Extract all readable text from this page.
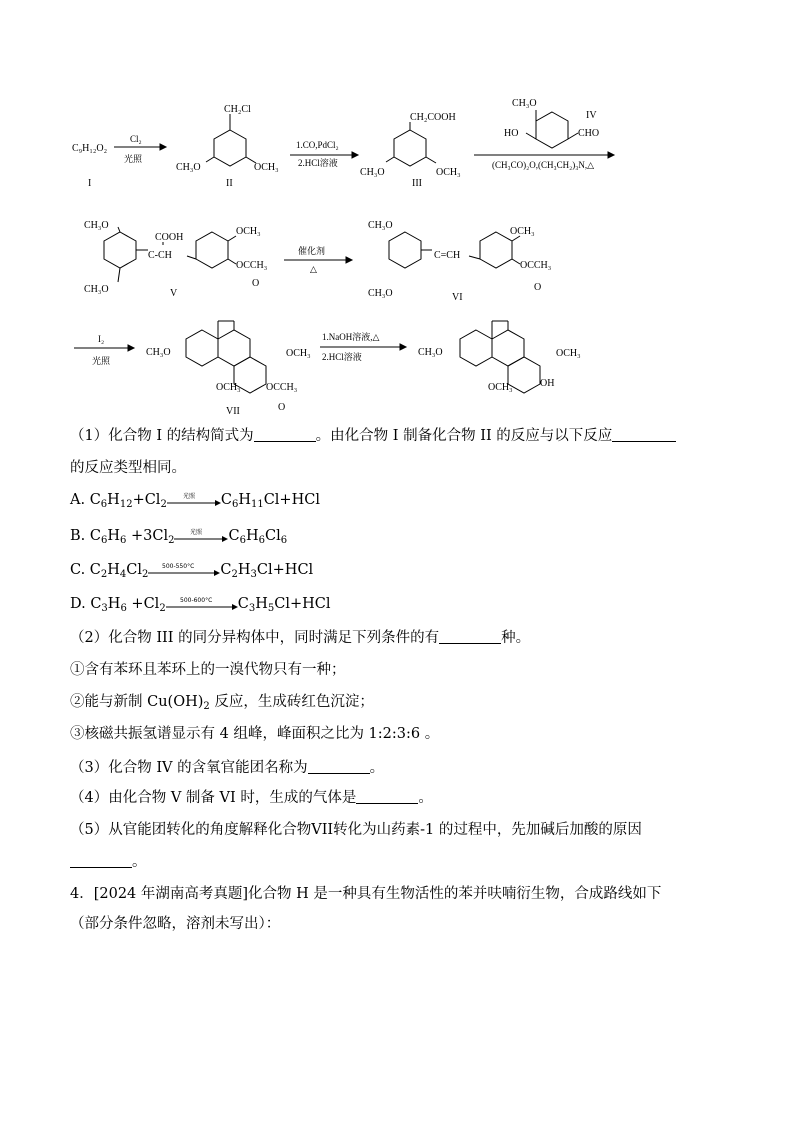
C₉H₁₂O₂
I
Cl₂
光照
CH₂Cl
CH₃O	OCH₃
II
1.CO,PdCl₂
2.HCl溶液
CH₂COOH
CH₃O	OCH₃
III
CH₃O
HO	CHO
IV
(CH₃CO)₂O,(CH₃CH₂)₃N,△
CH₃O
CH₃O
COOH
C-CH
OCH₃
OCCH₃
O
V
催化剂
△
CH₃O
CH₃O
C=CH
OCH₃
OCCH₃
O
VI
I₂
光照
CH₃O	OCH₃
OCH₃	OCCH₃
O
VII
1.NaOH溶液,△
2.HCl溶液	CH₃O	OCH₃
OCH₃	OH
（1）化合物 I 的结构简式为	。由化合物 I 制备化合物 II 的反应与以下反应
的反应类型相同。
A. $C_6H_{12}+Cl_2$
光照 $C_6H_{11}Cl+HCl$
B. $C_6H_6 +3Cl_2$
光照 $C_6H_6Cl_6$
C. $C_2H_4Cl_2$
500-550°C $C_2H_3Cl+HCl$
D. $C_3H_6 +Cl_2$
500-600°C $C_3H_5Cl+HCl$
（2）化合物 III 的同分异构体中，同时满足下列条件的有	种。
①含有苯环且苯环上的一溴代物只有一种；
②能与新制 $Cu(OH)_2$ 反应，生成砖红色沉淀；
③核磁共振氢谱显示有 4 组峰，峰面积之比为 1:2:3:6 。
（3）化合物 IV 的含氧官能团名称为	。
（4）由化合物 V 制备 VI 时，生成的气体是	。
（5）从官能团转化的角度解释化合物VII转化为山药素-1 的过程中，先加碱后加酸的原因
。
4．[2024 年湖南高考真题]化合物 H 是一种具有生物活性的苯并呋喃衍生物，合成路线如下
（部分条件忽略，溶剂未写出）：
———
Transcribe the full listing above exactly, with the images removed.

Extract all readable text from this page.
C₉H₁₂O₂
I
Cl₂
光照
CH₂Cl
CH₃O	OCH₃
II
1.CO,PdCl₂
2.HCl溶液
CH₂COOH
CH₃O	OCH₃
III
CH₃O
HO	CHO
IV
(CH₃CO)₂O,(CH₃CH₂)₃N,△
CH₃O
CH₃O
COOH
C-CH
OCH₃
OCCH₃
O
V
催化剂
△
CH₃O
CH₃O
C=CH
OCH₃
OCCH₃
O
VI
I₂
光照
CH₃O	OCH₃
OCH₃	OCCH₃
O
VII
1.NaOH溶液,△
2.HCl溶液	CH₃O	OCH₃
OCH₃	OH
（1）化合物 I 的结构简式为	。由化合物 I 制备化合物 II 的反应与以下反应
的反应类型相同。
A. $C_6H_{12}+Cl_2$
光照 $C_6H_{11}Cl+HCl$
B. $C_6H_6 +3Cl_2$
光照 $C_6H_6Cl_6$
C. $C_2H_4Cl_2$
500-550°C $C_2H_3Cl+HCl$
D. $C_3H_6 +Cl_2$
500-600°C $C_3H_5Cl+HCl$
（2）化合物 III 的同分异构体中，同时满足下列条件的有	种。
①含有苯环且苯环上的一溴代物只有一种；
②能与新制 $Cu(OH)_2$ 反应，生成砖红色沉淀；
③核磁共振氢谱显示有 4 组峰，峰面积之比为 1:2:3:6 。
（3）化合物 IV 的含氧官能团名称为	。
（4）由化合物 V 制备 VI 时，生成的气体是	。
（5）从官能团转化的角度解释化合物VII转化为山药素-1 的过程中，先加碱后加酸的原因
。
4．[2024 年湖南高考真题]化合物 H 是一种具有生物活性的苯并呋喃衍生物，合成路线如下
（部分条件忽略，溶剂未写出）：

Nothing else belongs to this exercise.